** begin Input data **

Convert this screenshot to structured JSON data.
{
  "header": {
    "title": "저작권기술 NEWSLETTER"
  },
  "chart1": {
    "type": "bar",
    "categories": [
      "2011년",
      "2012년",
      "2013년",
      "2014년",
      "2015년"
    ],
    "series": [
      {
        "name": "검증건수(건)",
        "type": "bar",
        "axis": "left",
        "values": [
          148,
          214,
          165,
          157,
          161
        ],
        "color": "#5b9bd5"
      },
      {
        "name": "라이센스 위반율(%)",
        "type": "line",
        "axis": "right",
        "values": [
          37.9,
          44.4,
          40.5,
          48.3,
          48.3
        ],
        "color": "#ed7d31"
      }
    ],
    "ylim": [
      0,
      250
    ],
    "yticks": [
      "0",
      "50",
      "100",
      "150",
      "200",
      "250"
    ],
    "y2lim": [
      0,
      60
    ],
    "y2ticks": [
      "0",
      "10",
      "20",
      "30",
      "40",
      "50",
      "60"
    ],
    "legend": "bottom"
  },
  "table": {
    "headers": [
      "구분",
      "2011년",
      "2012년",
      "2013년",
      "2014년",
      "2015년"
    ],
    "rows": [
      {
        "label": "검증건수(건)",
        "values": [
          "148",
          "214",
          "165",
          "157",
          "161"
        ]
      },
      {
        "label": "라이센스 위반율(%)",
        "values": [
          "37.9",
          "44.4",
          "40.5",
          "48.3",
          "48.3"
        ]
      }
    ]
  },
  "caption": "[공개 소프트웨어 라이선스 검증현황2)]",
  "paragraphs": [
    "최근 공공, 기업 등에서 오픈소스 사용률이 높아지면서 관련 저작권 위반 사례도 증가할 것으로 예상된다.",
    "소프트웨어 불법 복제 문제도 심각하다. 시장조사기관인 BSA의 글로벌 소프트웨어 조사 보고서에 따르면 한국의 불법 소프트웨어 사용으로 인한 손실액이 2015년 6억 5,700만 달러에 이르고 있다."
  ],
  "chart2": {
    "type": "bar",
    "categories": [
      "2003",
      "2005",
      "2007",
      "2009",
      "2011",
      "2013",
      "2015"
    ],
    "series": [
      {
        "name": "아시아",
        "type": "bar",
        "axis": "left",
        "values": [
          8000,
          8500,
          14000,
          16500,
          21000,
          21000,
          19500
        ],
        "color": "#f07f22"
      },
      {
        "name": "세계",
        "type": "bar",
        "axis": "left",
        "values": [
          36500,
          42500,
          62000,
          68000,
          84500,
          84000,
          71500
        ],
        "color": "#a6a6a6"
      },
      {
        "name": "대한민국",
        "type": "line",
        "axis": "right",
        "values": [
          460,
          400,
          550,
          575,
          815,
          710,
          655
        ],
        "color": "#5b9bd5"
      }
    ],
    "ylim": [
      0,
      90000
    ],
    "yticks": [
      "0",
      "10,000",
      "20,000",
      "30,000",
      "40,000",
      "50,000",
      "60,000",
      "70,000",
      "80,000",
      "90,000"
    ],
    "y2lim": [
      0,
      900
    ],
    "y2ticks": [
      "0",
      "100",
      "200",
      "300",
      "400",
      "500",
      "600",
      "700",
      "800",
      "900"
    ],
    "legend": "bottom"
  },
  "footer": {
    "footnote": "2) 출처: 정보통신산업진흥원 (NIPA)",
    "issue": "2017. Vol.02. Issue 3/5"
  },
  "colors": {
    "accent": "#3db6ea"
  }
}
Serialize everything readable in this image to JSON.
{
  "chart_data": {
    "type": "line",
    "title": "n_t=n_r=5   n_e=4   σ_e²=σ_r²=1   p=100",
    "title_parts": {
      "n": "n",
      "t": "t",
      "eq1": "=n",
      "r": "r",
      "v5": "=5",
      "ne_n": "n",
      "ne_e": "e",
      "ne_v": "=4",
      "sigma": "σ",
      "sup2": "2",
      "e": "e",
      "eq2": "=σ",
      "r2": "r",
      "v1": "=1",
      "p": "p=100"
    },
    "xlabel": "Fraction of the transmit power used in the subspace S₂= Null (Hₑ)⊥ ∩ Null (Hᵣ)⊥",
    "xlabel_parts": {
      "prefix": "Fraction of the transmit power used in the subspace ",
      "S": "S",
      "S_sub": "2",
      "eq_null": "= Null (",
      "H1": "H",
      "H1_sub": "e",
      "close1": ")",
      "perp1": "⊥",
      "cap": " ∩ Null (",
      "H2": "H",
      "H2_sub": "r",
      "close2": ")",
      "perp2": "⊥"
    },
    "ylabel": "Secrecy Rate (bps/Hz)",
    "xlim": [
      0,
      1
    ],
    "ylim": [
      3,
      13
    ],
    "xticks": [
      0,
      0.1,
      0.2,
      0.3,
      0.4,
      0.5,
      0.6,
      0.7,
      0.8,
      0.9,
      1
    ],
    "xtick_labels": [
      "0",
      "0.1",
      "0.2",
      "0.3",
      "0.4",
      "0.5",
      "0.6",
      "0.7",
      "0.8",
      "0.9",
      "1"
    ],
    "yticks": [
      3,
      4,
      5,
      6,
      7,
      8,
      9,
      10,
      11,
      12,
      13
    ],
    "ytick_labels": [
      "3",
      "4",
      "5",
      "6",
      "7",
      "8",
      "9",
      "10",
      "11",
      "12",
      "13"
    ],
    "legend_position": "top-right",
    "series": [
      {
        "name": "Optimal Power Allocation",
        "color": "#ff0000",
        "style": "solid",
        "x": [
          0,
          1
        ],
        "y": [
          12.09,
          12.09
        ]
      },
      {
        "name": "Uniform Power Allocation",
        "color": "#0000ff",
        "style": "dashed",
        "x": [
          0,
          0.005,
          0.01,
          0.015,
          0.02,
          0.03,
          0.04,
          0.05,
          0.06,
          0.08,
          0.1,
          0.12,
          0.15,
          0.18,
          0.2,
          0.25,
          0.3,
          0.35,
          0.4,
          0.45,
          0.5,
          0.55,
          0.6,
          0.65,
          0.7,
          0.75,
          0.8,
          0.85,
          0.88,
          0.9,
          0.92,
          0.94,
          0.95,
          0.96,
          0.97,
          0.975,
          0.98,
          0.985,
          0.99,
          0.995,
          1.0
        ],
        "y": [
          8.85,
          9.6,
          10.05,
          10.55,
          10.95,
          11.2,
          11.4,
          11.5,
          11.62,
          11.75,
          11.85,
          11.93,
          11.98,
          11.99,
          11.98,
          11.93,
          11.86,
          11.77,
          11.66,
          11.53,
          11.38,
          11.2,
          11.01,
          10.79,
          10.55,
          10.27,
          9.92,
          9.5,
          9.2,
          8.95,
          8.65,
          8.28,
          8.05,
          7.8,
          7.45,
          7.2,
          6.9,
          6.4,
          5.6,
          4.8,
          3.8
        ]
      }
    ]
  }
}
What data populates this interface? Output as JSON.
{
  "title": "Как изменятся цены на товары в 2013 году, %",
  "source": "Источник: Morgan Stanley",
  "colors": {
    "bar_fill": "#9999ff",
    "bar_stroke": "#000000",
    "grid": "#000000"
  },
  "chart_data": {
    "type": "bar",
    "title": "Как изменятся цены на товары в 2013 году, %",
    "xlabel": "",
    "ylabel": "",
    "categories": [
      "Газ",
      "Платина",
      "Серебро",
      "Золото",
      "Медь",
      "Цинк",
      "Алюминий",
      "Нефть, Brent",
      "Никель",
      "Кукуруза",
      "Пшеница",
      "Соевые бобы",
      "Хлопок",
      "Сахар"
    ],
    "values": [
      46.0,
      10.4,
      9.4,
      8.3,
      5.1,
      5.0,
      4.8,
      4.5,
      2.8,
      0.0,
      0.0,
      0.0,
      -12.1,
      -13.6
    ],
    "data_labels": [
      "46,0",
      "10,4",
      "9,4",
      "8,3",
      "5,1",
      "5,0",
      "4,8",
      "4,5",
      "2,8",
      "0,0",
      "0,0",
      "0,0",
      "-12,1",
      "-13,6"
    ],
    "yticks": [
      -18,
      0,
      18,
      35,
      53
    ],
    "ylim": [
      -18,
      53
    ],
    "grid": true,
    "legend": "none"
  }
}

** end Input data **

### Brief
In the records above, find each line that holds the word "this"; copy all such lines.

### Complete response
Convert this screenshot to structured JSON data.
Serialize everything readable in this image to JSON.
What data populates this interface? Output as JSON.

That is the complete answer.